**PROBLEM**
Scan the listing and work out how many lines contain the word "objcdoc". Nothing but the number should be given.
** start DATA PROVIDED **
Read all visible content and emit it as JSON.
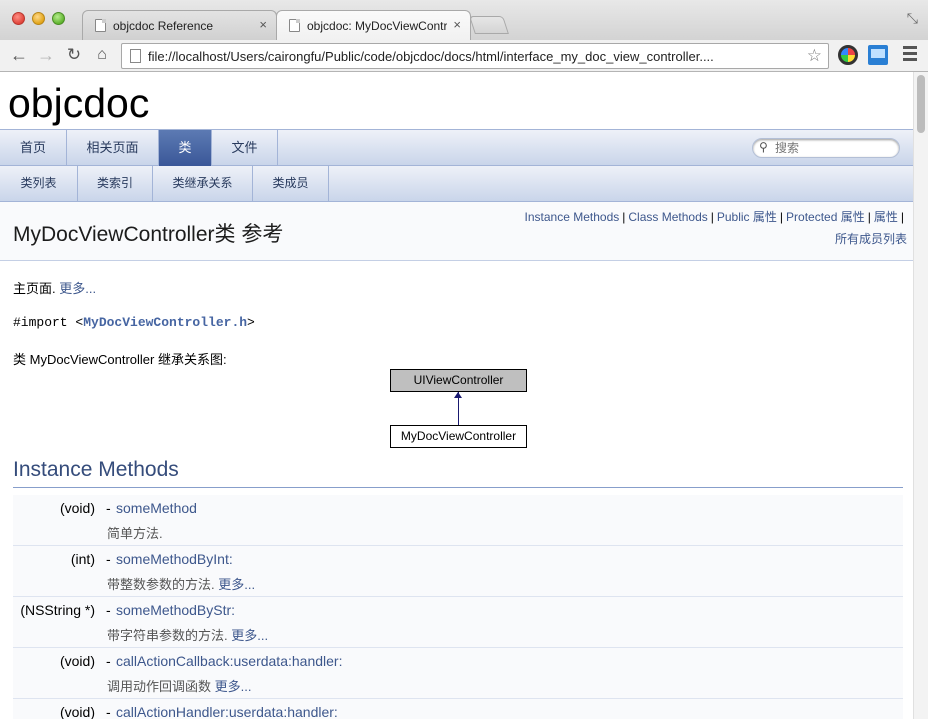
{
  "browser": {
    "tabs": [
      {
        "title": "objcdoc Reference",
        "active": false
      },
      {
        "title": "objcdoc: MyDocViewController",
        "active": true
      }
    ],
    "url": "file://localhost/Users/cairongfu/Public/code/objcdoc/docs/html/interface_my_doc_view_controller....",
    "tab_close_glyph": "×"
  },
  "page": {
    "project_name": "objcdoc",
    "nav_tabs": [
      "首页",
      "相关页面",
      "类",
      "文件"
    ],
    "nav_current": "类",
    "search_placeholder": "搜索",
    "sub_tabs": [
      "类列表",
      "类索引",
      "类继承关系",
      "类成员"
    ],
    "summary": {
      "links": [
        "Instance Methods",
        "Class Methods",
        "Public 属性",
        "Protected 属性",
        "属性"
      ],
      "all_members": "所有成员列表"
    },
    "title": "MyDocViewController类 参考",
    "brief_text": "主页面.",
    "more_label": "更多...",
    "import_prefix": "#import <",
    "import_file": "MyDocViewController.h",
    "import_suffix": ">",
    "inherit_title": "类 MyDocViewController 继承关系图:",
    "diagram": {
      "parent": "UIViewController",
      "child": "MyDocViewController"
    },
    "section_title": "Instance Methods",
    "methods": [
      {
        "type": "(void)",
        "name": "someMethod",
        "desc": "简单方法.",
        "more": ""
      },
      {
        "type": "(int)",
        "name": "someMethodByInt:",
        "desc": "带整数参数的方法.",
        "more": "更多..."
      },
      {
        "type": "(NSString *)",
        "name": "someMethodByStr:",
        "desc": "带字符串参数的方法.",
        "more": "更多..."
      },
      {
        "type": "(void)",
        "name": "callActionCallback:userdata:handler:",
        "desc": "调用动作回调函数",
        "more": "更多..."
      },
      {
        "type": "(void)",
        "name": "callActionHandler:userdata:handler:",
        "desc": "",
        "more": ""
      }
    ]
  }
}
** end DATA PROVIDED **
**THE RESULT**
4